<<<<

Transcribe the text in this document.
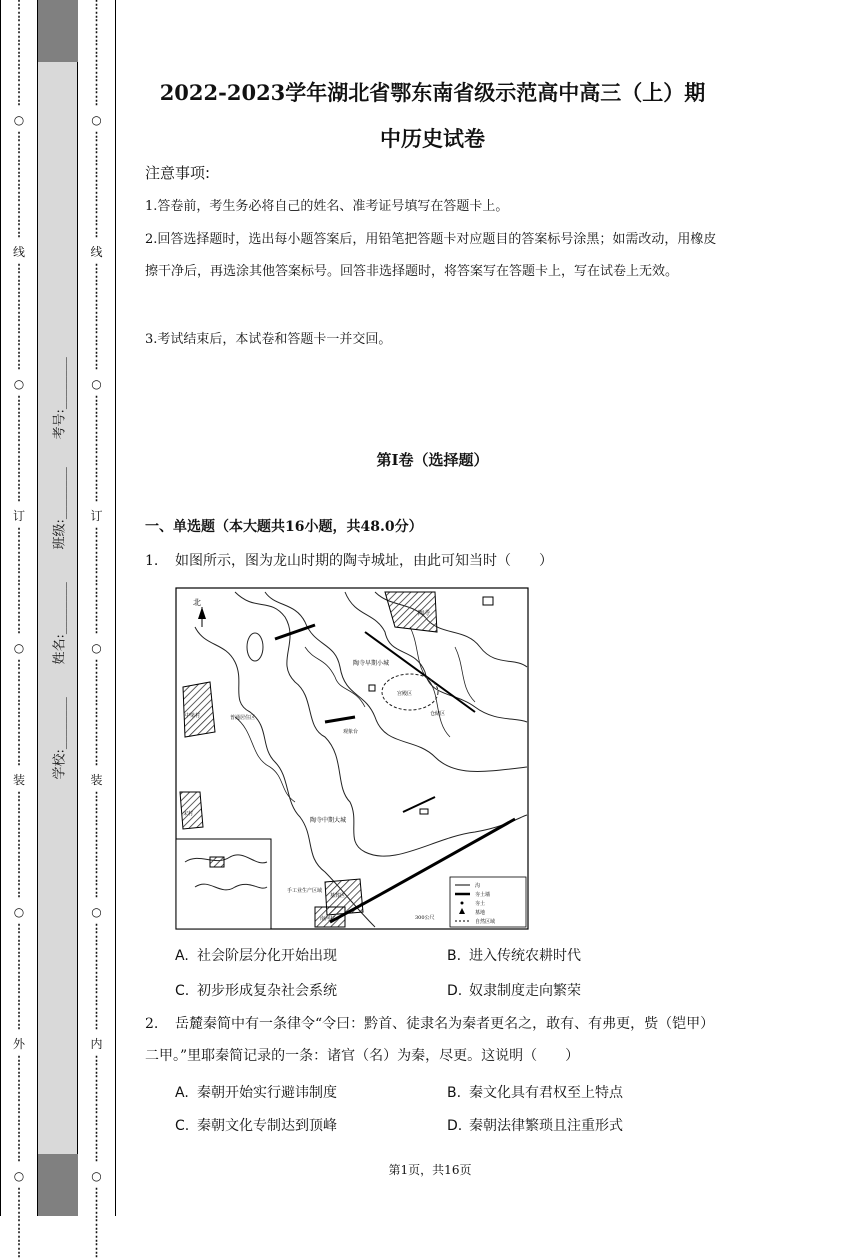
⋮
⋮
⋮
⋮
⋮
⋮
⋮
⋮
⋮
○
⋮
⋮
⋮
⋮
⋮
⋮
⋮
⋮
⋮
线
⋮
⋮
⋮
⋮
⋮
⋮
⋮
⋮
⋮
○
⋮
⋮
⋮
⋮
⋮
⋮
⋮
⋮
⋮
订
⋮
⋮
⋮
⋮
⋮
⋮
⋮
⋮
⋮
○
⋮
⋮
⋮
⋮
⋮
⋮
⋮
⋮
⋮
装
⋮
⋮
⋮
⋮
⋮
⋮
⋮
⋮
⋮
○
⋮
⋮
⋮
⋮
⋮
⋮
⋮
⋮
⋮
外
⋮
⋮
⋮
⋮
⋮
⋮
⋮
⋮
⋮
○
⋮
⋮
⋮
⋮
⋮
⋮
学校:________
姓名:________
班级:________
考号:________
⋮
⋮
⋮
⋮
⋮
⋮
⋮
⋮
⋮
○
⋮
⋮
⋮
⋮
⋮
⋮
⋮
⋮
⋮
线
⋮
⋮
⋮
⋮
⋮
⋮
⋮
⋮
⋮
○
⋮
⋮
⋮
⋮
⋮
⋮
⋮
⋮
⋮
订
⋮
⋮
⋮
⋮
⋮
⋮
⋮
⋮
⋮
○
⋮
⋮
⋮
⋮
⋮
⋮
⋮
⋮
⋮
装
⋮
⋮
⋮
⋮
⋮
⋮
⋮
⋮
⋮
○
⋮
⋮
⋮
⋮
⋮
⋮
⋮
⋮
⋮
内
⋮
⋮
⋮
⋮
⋮
⋮
⋮
⋮
⋮
○
⋮
⋮
⋮
⋮
⋮
⋮
2022-2023学年湖北省鄂东南省级示范高中高三（上）期
中历史试卷
注意事项:
1.答卷前，考生务必将自己的姓名、准考证号填写在答题卡上。
2.回答选择题时，选出每小题答案后，用铅笔把答题卡对应题目的答案标号涂黑；如需改动，用橡皮擦干净后，再选涂其他答案标号。回答非选择题时，将答案写在答题卡上，写在试卷上无效。
3.考试结束后，本试卷和答题卡一并交回。
第I卷（选择题）
一、单选题（本大题共16小题，共48.0分）
1. 如图所示，图为龙山时期的陶寺城址，由此可知当时（　　）
北
陶寺
陶寺早期小城
宫殿区
陶寺中期大城
中梁村
宋村
仓储区
手工业生产区域
墓葬区
南河村
普通居住区
观象台
300公尺
沟
夯土墙
夯土
墓地
自然区域
A. 社会阶层分化开始出现	B. 进入传统农耕时代
C. 初步形成复杂社会系统	D. 奴隶制度走向繁荣
2. 岳麓秦简中有一条律令“令曰：黔首、徒隶名为秦者更名之，敢有、有弗更，赀（铠甲）二甲。”里耶秦简记录的一条：诸官（名）为秦，尽更。这说明（　　）
A. 秦朝开始实行避讳制度	B. 秦文化具有君权至上特点
C. 秦朝文化专制达到顶峰	D. 秦朝法律繁琐且注重形式
第1页，共16页
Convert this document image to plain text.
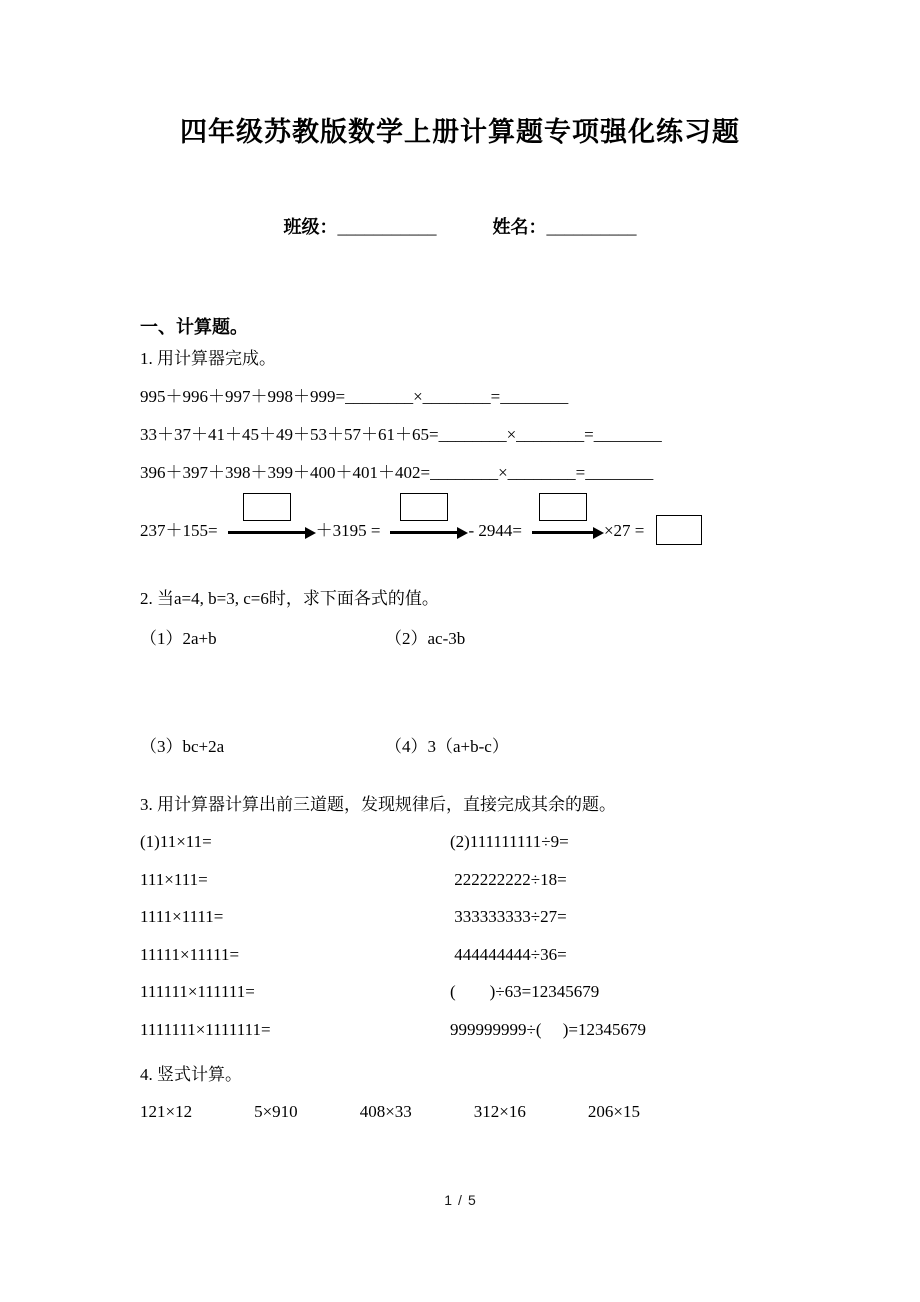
四年级苏教版数学上册计算题专项强化练习题
班级：___________	姓名：__________
一、计算题。
1. 用计算器完成。
995＋996＋997＋998＋999=________×________=________
33＋37＋41＋45＋49＋53＋57＋61＋65=________×________=________
396＋397＋398＋399＋400＋401＋402=________×________=________
237＋155=	＋3195 =	- 2944=	×27 =
2. 当a=4, b=3, c=6时，求下面各式的值。
（1）2a+b	（2）ac-3b
（3）bc+2a	（4）3（a+b-c）
3. 用计算器计算出前三道题，发现规律后，直接完成其余的题。
(1)11×11=	(2)111111111÷9=
111×111=	222222222÷18=
1111×1111=	333333333÷27=
11111×11111=	444444444÷36=
111111×111111=	(        )÷63=12345679
1111111×1111111=	999999999÷(     )=12345679
4. 竖式计算。
121×12	5×910	408×33	312×16	206×15
1 / 5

>>>>

■ **OBJECTIVE**
Extract the entries in full, exactly as they are, minus the pictures.

■ **IN RESPONSE**
Transcribe the text in this document.
⋮
⋮
⋮
⋮
⋮
⋮
⋮
⋮
⋮
○
⋮
⋮
⋮
⋮
⋮
⋮
⋮
⋮
⋮
线
⋮
⋮
⋮
⋮
⋮
⋮
⋮
⋮
⋮
○
⋮
⋮
⋮
⋮
⋮
⋮
⋮
⋮
⋮
订
⋮
⋮
⋮
⋮
⋮
⋮
⋮
⋮
⋮
○
⋮
⋮
⋮
⋮
⋮
⋮
⋮
⋮
⋮
装
⋮
⋮
⋮
⋮
⋮
⋮
⋮
⋮
⋮
○
⋮
⋮
⋮
⋮
⋮
⋮
⋮
⋮
⋮
外
⋮
⋮
⋮
⋮
⋮
⋮
⋮
⋮
⋮
○
⋮
⋮
⋮
⋮
⋮
⋮
学校:________
姓名:________
班级:________
考号:________
⋮
⋮
⋮
⋮
⋮
⋮
⋮
⋮
⋮
○
⋮
⋮
⋮
⋮
⋮
⋮
⋮
⋮
⋮
线
⋮
⋮
⋮
⋮
⋮
⋮
⋮
⋮
⋮
○
⋮
⋮
⋮
⋮
⋮
⋮
⋮
⋮
⋮
订
⋮
⋮
⋮
⋮
⋮
⋮
⋮
⋮
⋮
○
⋮
⋮
⋮
⋮
⋮
⋮
⋮
⋮
⋮
装
⋮
⋮
⋮
⋮
⋮
⋮
⋮
⋮
⋮
○
⋮
⋮
⋮
⋮
⋮
⋮
⋮
⋮
⋮
内
⋮
⋮
⋮
⋮
⋮
⋮
⋮
⋮
⋮
○
⋮
⋮
⋮
⋮
⋮
⋮
2022-2023学年湖北省鄂东南省级示范高中高三（上）期
中历史试卷
注意事项:
1.答卷前，考生务必将自己的姓名、准考证号填写在答题卡上。
2.回答选择题时，选出每小题答案后，用铅笔把答题卡对应题目的答案标号涂黑；如需改动，用橡皮擦干净后，再选涂其他答案标号。回答非选择题时，将答案写在答题卡上，写在试卷上无效。
3.考试结束后，本试卷和答题卡一并交回。
第I卷（选择题）
一、单选题（本大题共16小题，共48.0分）
1. 如图所示，图为龙山时期的陶寺城址，由此可知当时（　　）
北
陶寺
陶寺早期小城
宫殿区
陶寺中期大城
中梁村
宋村
仓储区
手工业生产区域
墓葬区
南河村
普通居住区
观象台
300公尺
沟
夯土墙
夯土
墓地
自然区域
A. 社会阶层分化开始出现	B. 进入传统农耕时代
C. 初步形成复杂社会系统	D. 奴隶制度走向繁荣
2. 岳麓秦简中有一条律令“令曰：黔首、徒隶名为秦者更名之，敢有、有弗更，赀（铠甲）二甲。”里耶秦简记录的一条：诸官（名）为秦，尽更。这说明（　　）
A. 秦朝开始实行避讳制度	B. 秦文化具有君权至上特点
C. 秦朝文化专制达到顶峰	D. 秦朝法律繁琐且注重形式
第1页，共16页
Convert this document image to plain text.
四年级苏教版数学上册计算题专项强化练习题
班级：___________	姓名：__________
一、计算题。
1. 用计算器完成。
995＋996＋997＋998＋999=________×________=________
33＋37＋41＋45＋49＋53＋57＋61＋65=________×________=________
396＋397＋398＋399＋400＋401＋402=________×________=________
237＋155=	＋3195 =	- 2944=	×27 =
2. 当a=4, b=3, c=6时，求下面各式的值。
（1）2a+b	（2）ac-3b
（3）bc+2a	（4）3（a+b-c）
3. 用计算器计算出前三道题，发现规律后，直接完成其余的题。
(1)11×11=	(2)111111111÷9=
111×111=	222222222÷18=
1111×1111=	333333333÷27=
11111×11111=	444444444÷36=
111111×111111=	(        )÷63=12345679
1111111×1111111=	999999999÷(     )=12345679
4. 竖式计算。
121×12	5×910	408×33	312×16	206×15
1 / 5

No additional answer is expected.